The records that follow are to be transcribed in full, without their images.
# # # # #
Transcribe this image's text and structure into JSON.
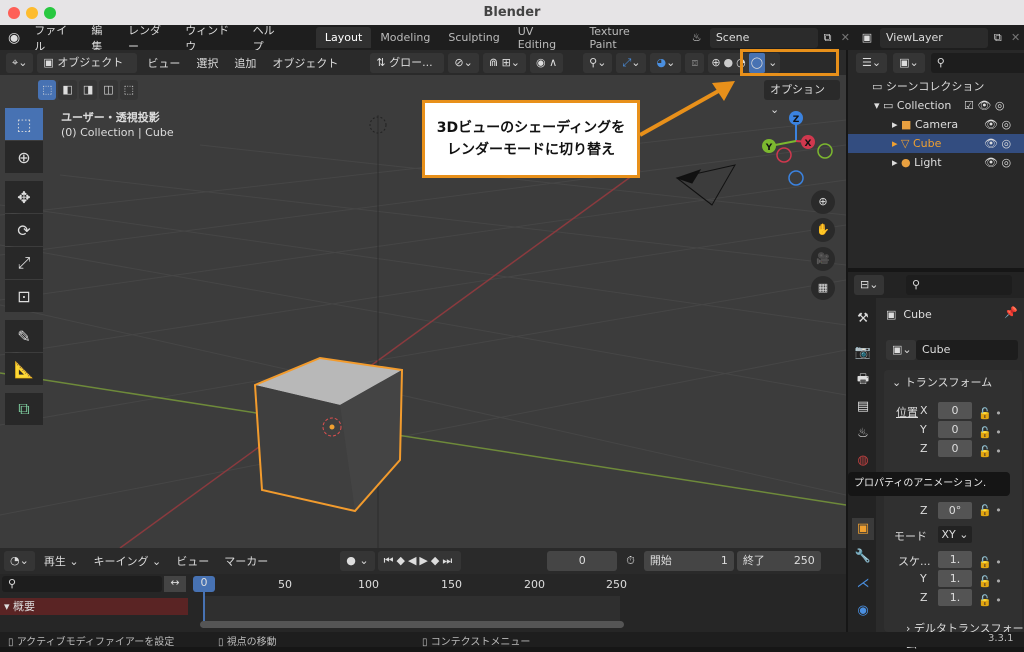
{
  "window": {
    "title": "Blender"
  },
  "menus": [
    "ファイル",
    "編集",
    "レンダー",
    "ウィンドウ",
    "ヘルプ"
  ],
  "workspaces": [
    {
      "label": "Layout",
      "active": true
    },
    {
      "label": "Modeling"
    },
    {
      "label": "Sculpting"
    },
    {
      "label": "UV Editing"
    },
    {
      "label": "Texture Paint"
    }
  ],
  "scene": {
    "name": "Scene",
    "view_layer": "ViewLayer"
  },
  "viewport_header": {
    "mode": "オブジェクト",
    "menus": [
      "ビュー",
      "選択",
      "追加",
      "オブジェクト"
    ],
    "transform_orientation": "グロー...",
    "options": "オプション",
    "shading_modes": [
      "wireframe",
      "solid",
      "material-preview",
      "rendered"
    ],
    "active_shading": "rendered"
  },
  "viewport": {
    "view_name": "ユーザー・透視投影",
    "context": "(0) Collection | Cube",
    "gizmo_axes": [
      "Z",
      "X",
      "Y"
    ]
  },
  "callout": {
    "line1": "3Dビューのシェーディングを",
    "line2": "レンダーモードに切り替え",
    "color": "#e8901a"
  },
  "outliner": {
    "root": "シーンコレクション",
    "items": [
      {
        "label": "Collection"
      },
      {
        "label": "Camera"
      },
      {
        "label": "Cube",
        "selected": true
      },
      {
        "label": "Light"
      }
    ]
  },
  "properties": {
    "object_name": "Cube",
    "data_name": "Cube",
    "panel": "トランスフォーム",
    "location_label": "位置",
    "loc": [
      "0",
      "0",
      "0"
    ],
    "rot_z": "0°",
    "mode_label": "モード",
    "mode": "XY",
    "scale_label": "スケ...",
    "scale": [
      "1.",
      "1.",
      "1."
    ],
    "delta": "デルタトランスフォーム",
    "axes": [
      "X",
      "Y",
      "Z"
    ],
    "tooltip": "プロパティのアニメーション."
  },
  "timeline": {
    "menus": [
      "再生",
      "キーイング",
      "ビュー",
      "マーカー"
    ],
    "current_frame": "0",
    "start_label": "開始",
    "start": "1",
    "end_label": "終了",
    "end": "250",
    "ticks": [
      "0",
      "50",
      "100",
      "150",
      "200",
      "250"
    ],
    "summary": "概要"
  },
  "status": {
    "left": "アクティブモディファイアーを設定",
    "middle": "視点の移動",
    "right": "コンテクストメニュー",
    "version": "3.3.1"
  }
}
# # # # #
**PROBLEM SOLUTION:**
Transcribe this image's text and structure into JSON.
{
  "window": {
    "title": "Blender"
  },
  "menus": [
    "ファイル",
    "編集",
    "レンダー",
    "ウィンドウ",
    "ヘルプ"
  ],
  "workspaces": [
    {
      "label": "Layout",
      "active": true
    },
    {
      "label": "Modeling"
    },
    {
      "label": "Sculpting"
    },
    {
      "label": "UV Editing"
    },
    {
      "label": "Texture Paint"
    }
  ],
  "scene": {
    "name": "Scene",
    "view_layer": "ViewLayer"
  },
  "viewport_header": {
    "mode": "オブジェクト",
    "menus": [
      "ビュー",
      "選択",
      "追加",
      "オブジェクト"
    ],
    "transform_orientation": "グロー...",
    "options": "オプション",
    "shading_modes": [
      "wireframe",
      "solid",
      "material-preview",
      "rendered"
    ],
    "active_shading": "rendered"
  },
  "viewport": {
    "view_name": "ユーザー・透視投影",
    "context": "(0) Collection | Cube",
    "gizmo_axes": [
      "Z",
      "X",
      "Y"
    ]
  },
  "callout": {
    "line1": "3Dビューのシェーディングを",
    "line2": "レンダーモードに切り替え",
    "color": "#e8901a"
  },
  "outliner": {
    "root": "シーンコレクション",
    "items": [
      {
        "label": "Collection"
      },
      {
        "label": "Camera"
      },
      {
        "label": "Cube",
        "selected": true
      },
      {
        "label": "Light"
      }
    ]
  },
  "properties": {
    "object_name": "Cube",
    "data_name": "Cube",
    "panel": "トランスフォーム",
    "location_label": "位置",
    "loc": [
      "0",
      "0",
      "0"
    ],
    "rot_z": "0°",
    "mode_label": "モード",
    "mode": "XY",
    "scale_label": "スケ...",
    "scale": [
      "1.",
      "1.",
      "1."
    ],
    "delta": "デルタトランスフォーム",
    "axes": [
      "X",
      "Y",
      "Z"
    ],
    "tooltip": "プロパティのアニメーション."
  },
  "timeline": {
    "menus": [
      "再生",
      "キーイング",
      "ビュー",
      "マーカー"
    ],
    "current_frame": "0",
    "start_label": "開始",
    "start": "1",
    "end_label": "終了",
    "end": "250",
    "ticks": [
      "0",
      "50",
      "100",
      "150",
      "200",
      "250"
    ],
    "summary": "概要"
  },
  "status": {
    "left": "アクティブモディファイアーを設定",
    "middle": "視点の移動",
    "right": "コンテクストメニュー",
    "version": "3.3.1"
  }
}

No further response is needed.